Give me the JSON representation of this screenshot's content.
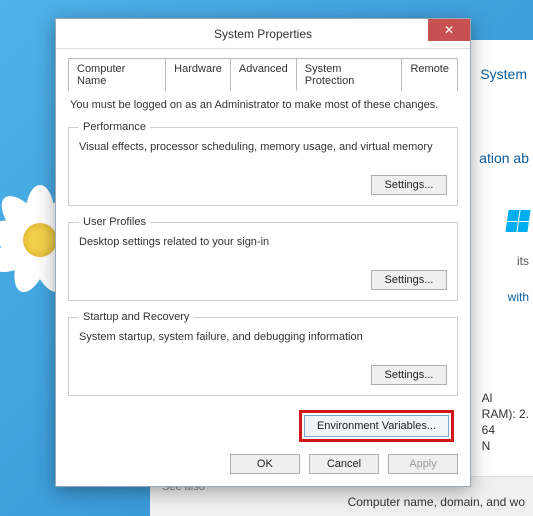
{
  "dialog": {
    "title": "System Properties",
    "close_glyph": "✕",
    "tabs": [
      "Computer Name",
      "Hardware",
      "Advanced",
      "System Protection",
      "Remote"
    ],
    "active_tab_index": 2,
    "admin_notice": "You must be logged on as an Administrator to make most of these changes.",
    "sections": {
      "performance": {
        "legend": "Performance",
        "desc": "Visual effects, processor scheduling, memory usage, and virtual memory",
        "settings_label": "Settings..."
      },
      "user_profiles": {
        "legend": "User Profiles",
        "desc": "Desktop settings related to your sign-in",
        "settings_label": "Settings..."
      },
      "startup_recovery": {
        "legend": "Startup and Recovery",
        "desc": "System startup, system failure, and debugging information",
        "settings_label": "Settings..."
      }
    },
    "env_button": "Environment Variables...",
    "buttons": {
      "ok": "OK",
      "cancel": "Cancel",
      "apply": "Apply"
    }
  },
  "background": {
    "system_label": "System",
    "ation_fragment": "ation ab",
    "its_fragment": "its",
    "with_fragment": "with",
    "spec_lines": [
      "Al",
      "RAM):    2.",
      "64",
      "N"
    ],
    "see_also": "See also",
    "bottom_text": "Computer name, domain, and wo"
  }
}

------------------------------------------------------------

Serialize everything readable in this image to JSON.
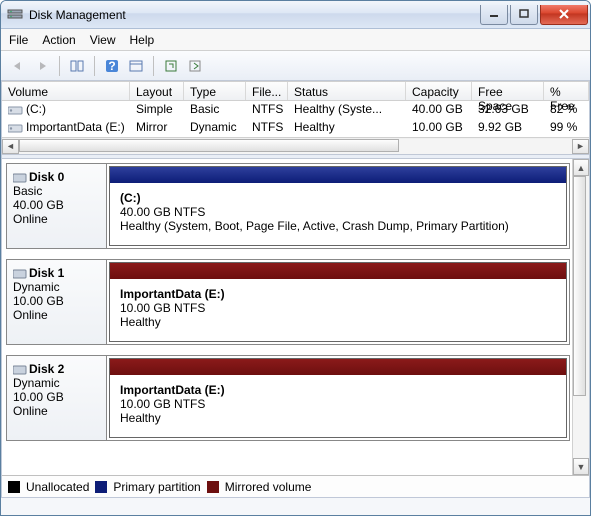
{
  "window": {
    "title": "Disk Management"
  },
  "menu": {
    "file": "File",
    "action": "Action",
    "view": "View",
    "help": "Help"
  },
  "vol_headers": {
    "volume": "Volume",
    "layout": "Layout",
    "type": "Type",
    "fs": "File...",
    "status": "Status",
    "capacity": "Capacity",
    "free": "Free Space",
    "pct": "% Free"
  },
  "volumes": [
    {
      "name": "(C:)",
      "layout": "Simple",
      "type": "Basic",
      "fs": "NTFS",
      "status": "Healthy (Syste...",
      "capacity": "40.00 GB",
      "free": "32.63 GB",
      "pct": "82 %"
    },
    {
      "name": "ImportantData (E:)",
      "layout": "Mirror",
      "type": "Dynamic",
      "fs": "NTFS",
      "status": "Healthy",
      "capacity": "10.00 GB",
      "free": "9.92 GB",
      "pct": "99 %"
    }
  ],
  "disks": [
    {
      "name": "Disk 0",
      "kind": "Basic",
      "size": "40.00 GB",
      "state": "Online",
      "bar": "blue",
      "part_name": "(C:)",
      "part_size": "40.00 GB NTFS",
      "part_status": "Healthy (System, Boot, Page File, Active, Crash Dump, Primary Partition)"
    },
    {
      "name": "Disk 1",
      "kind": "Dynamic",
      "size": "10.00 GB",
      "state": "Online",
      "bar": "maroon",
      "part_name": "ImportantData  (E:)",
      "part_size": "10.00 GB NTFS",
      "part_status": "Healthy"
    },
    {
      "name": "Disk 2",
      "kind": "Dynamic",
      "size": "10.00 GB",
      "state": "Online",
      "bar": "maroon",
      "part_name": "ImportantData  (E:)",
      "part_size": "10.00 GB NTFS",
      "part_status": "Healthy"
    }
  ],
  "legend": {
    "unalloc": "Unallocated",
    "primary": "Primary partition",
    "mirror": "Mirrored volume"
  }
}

------------------------------------------------------------

■ Given exercise ■
All lines in the data that contain the word "JSON" should be copied.

■ Written solution ■
Give me the JSON representation of this screenshot's content.
Serialize everything readable in this image to JSON.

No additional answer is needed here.